**WORK TO BE COMPLETED**
Retype every entry word for word.

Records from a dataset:
•••••

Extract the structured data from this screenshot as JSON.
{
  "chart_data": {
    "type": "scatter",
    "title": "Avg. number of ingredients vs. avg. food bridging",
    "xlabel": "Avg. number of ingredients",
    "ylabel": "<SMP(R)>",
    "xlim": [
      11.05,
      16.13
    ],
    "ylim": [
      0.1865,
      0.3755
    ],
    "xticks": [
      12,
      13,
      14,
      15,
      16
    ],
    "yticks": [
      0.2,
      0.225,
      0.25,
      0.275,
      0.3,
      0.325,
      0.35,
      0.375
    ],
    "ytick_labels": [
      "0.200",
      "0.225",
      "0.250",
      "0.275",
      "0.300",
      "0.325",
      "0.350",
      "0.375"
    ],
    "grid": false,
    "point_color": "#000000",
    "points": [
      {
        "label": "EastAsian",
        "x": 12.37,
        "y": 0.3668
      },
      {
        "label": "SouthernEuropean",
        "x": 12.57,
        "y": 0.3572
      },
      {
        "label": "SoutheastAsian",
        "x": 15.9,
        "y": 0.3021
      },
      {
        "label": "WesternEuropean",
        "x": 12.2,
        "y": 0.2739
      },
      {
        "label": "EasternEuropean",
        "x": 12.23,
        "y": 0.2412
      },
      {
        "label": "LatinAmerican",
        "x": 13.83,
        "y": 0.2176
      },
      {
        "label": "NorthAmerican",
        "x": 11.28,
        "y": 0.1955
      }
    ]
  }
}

•••••

**REPLY TO THE TASK**
Extract the structured data from this screenshot as JSON.
{
  "chart_data": {
    "type": "scatter",
    "title": "Avg. number of ingredients vs. avg. food bridging",
    "xlabel": "Avg. number of ingredients",
    "ylabel": "<SMP(R)>",
    "xlim": [
      11.05,
      16.13
    ],
    "ylim": [
      0.1865,
      0.3755
    ],
    "xticks": [
      12,
      13,
      14,
      15,
      16
    ],
    "yticks": [
      0.2,
      0.225,
      0.25,
      0.275,
      0.3,
      0.325,
      0.35,
      0.375
    ],
    "ytick_labels": [
      "0.200",
      "0.225",
      "0.250",
      "0.275",
      "0.300",
      "0.325",
      "0.350",
      "0.375"
    ],
    "grid": false,
    "point_color": "#000000",
    "points": [
      {
        "label": "EastAsian",
        "x": 12.37,
        "y": 0.3668
      },
      {
        "label": "SouthernEuropean",
        "x": 12.57,
        "y": 0.3572
      },
      {
        "label": "SoutheastAsian",
        "x": 15.9,
        "y": 0.3021
      },
      {
        "label": "WesternEuropean",
        "x": 12.2,
        "y": 0.2739
      },
      {
        "label": "EasternEuropean",
        "x": 12.23,
        "y": 0.2412
      },
      {
        "label": "LatinAmerican",
        "x": 13.83,
        "y": 0.2176
      },
      {
        "label": "NorthAmerican",
        "x": 11.28,
        "y": 0.1955
      }
    ]
  }
}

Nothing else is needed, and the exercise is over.